--- START OF Excerpted records ---

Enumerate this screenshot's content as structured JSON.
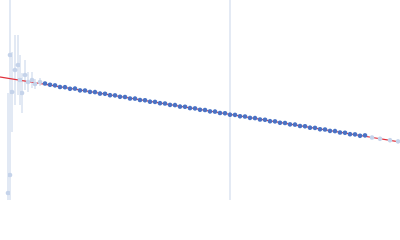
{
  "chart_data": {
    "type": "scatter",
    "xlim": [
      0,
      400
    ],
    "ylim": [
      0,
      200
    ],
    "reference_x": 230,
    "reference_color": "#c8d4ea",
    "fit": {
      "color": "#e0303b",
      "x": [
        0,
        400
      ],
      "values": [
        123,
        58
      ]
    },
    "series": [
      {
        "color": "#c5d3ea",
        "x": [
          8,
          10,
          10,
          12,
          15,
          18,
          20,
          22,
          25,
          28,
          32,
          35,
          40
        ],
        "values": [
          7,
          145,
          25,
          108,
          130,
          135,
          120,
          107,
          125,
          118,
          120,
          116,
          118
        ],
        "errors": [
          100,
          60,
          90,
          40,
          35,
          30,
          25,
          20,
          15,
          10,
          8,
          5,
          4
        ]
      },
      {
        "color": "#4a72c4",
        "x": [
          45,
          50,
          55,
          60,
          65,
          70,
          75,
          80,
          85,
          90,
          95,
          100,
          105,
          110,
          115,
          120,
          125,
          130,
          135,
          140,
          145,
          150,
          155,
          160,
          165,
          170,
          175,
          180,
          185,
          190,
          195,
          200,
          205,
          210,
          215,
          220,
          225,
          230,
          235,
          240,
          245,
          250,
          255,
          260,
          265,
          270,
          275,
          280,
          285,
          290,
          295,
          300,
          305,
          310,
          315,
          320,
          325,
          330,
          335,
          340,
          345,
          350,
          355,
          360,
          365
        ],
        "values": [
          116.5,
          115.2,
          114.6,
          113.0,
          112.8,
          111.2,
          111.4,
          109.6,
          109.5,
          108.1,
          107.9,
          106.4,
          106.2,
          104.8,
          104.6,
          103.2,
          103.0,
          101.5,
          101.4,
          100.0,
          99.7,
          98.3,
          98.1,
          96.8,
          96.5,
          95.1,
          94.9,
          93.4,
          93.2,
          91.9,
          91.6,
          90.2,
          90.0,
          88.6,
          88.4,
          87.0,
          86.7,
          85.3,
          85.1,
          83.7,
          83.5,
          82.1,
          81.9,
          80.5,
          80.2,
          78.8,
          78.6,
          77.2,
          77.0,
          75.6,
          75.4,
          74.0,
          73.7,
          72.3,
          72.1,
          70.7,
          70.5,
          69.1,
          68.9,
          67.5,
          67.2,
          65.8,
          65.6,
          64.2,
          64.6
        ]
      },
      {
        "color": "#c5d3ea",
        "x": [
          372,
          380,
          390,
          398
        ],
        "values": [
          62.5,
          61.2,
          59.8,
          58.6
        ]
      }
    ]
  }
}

--- END OF Excerpted records ---
--- START OF Excerpted records ---

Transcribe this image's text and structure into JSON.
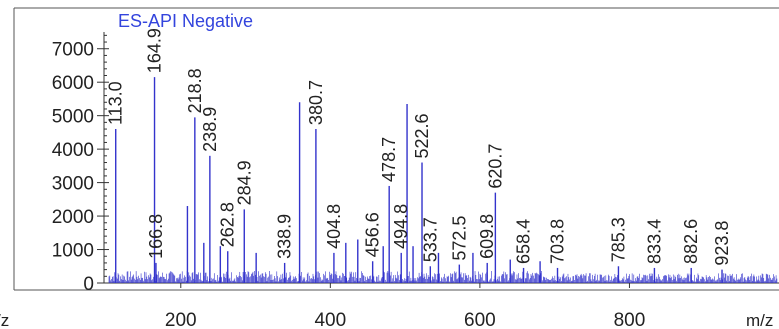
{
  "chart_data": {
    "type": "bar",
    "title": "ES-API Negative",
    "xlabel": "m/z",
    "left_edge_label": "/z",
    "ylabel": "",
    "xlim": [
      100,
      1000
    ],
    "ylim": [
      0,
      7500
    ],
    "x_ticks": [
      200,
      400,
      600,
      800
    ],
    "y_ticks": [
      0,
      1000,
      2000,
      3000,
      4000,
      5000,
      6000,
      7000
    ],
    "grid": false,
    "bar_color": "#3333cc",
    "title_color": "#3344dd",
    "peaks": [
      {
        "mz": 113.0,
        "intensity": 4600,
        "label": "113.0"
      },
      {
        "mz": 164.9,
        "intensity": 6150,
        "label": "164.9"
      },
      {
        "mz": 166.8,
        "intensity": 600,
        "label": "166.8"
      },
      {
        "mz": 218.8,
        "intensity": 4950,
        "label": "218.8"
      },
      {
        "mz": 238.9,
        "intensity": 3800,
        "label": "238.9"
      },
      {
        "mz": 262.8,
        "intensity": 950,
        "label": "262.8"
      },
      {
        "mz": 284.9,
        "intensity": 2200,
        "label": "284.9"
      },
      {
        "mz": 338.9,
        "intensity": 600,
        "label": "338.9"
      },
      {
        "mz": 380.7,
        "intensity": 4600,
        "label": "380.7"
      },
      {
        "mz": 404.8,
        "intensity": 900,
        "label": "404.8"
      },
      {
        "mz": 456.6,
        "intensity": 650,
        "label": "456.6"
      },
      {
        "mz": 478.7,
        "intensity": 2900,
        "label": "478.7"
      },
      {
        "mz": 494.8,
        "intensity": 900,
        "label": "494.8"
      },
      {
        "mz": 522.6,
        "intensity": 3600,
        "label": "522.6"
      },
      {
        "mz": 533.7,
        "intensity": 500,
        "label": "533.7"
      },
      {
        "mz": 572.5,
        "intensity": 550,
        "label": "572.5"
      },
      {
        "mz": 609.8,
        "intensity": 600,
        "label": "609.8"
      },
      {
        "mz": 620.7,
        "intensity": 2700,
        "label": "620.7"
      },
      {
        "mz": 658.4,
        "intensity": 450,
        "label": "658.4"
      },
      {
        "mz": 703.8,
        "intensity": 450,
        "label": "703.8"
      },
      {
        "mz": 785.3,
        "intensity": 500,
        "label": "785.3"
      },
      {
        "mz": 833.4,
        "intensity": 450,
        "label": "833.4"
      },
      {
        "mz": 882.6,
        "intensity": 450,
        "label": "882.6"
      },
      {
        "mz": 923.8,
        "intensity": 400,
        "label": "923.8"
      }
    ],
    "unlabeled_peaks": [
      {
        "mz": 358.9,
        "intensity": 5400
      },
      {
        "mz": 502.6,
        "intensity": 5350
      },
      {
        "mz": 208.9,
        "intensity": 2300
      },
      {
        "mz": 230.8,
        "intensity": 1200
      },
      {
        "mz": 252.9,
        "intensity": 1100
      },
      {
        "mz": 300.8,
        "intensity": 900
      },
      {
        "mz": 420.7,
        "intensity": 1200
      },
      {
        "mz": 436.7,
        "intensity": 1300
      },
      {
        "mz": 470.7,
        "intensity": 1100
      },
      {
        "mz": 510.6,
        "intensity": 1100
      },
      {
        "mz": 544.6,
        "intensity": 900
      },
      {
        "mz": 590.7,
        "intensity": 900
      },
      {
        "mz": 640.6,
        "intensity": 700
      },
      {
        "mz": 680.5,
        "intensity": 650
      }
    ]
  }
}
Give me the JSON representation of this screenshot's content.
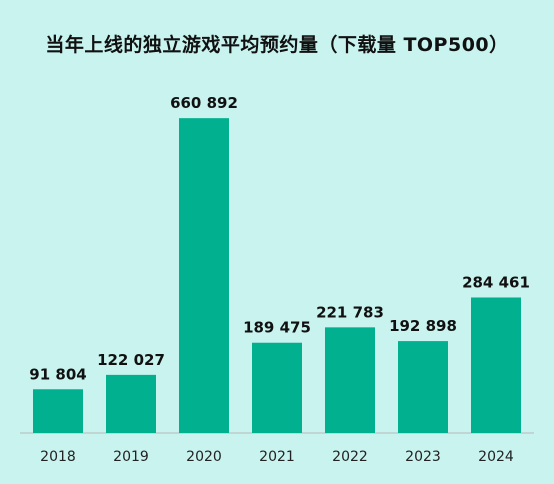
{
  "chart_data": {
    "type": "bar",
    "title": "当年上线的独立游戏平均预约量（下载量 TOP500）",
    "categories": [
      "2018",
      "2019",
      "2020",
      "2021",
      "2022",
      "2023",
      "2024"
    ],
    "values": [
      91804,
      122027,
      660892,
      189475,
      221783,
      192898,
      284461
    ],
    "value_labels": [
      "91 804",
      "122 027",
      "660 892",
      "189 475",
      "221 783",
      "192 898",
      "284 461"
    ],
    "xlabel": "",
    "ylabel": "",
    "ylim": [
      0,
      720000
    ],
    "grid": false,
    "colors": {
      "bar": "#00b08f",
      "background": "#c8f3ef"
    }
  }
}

--- END OF Excerpted records ---

_Direction_
Extract every line of the records above that contains the word "JSON".

_Response_
Enumerate this screenshot's content as structured JSON.
Transcribe this image's text and structure into JSON.
Give me the JSON representation of this screenshot's content.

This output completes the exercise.